** begin Excerpted records **

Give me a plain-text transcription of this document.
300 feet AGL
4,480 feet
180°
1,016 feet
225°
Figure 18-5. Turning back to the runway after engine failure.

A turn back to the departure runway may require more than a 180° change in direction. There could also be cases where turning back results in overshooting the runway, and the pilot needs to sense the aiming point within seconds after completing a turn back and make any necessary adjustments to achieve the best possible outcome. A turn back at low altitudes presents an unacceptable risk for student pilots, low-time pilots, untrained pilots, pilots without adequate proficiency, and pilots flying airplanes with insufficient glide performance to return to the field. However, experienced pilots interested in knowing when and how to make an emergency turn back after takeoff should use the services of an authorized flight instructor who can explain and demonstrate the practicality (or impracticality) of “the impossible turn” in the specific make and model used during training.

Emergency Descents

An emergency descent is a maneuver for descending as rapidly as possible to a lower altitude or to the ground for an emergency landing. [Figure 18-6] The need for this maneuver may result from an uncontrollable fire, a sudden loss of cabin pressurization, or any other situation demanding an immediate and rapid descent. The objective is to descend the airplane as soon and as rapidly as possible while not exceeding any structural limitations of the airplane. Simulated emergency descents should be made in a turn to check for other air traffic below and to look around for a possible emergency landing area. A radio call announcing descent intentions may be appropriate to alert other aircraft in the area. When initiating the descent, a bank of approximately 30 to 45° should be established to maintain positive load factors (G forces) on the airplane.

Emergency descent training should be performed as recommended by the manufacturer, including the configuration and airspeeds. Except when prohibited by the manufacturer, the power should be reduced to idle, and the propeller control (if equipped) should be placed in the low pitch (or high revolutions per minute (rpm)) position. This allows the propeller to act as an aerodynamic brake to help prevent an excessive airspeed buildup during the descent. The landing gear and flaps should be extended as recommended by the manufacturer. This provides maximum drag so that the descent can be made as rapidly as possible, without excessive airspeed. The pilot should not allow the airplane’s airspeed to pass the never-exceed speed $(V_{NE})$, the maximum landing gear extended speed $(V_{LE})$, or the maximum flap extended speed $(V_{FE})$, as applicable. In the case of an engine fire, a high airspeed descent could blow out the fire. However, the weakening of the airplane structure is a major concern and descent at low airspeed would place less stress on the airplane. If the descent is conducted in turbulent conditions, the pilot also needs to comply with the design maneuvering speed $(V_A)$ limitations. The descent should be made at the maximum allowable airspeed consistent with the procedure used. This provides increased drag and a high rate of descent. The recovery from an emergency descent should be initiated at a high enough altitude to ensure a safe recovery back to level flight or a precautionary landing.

** end Excerpted records **

Your instructions: Track down all lines above with the string "Figure" and copy them.

Task answer:
Figure 18-5. Turning back to the runway after engine failure.
An emergency descent is a maneuver for descending as rapidly as possible to a lower altitude or to the ground for an emergency landing. [Figure 18-6] The need for this maneuver may result from an uncontrollable fire, a sudden loss of cabin pressurization, or any other situation demanding an immediate and rapid descent. The objective is to descend the airplane as soon and as rapidly as possible while not exceeding any structural limitations of the airplane. Simulated emergency descents should be made in a turn to check for other air traffic below and to look around for a possible emergency landing area. A radio call announcing descent intentions may be appropriate to alert other aircraft in the area. When initiating the descent, a bank of approximately 30 to 45° should be established to maintain positive load factors (G forces) on the airplane.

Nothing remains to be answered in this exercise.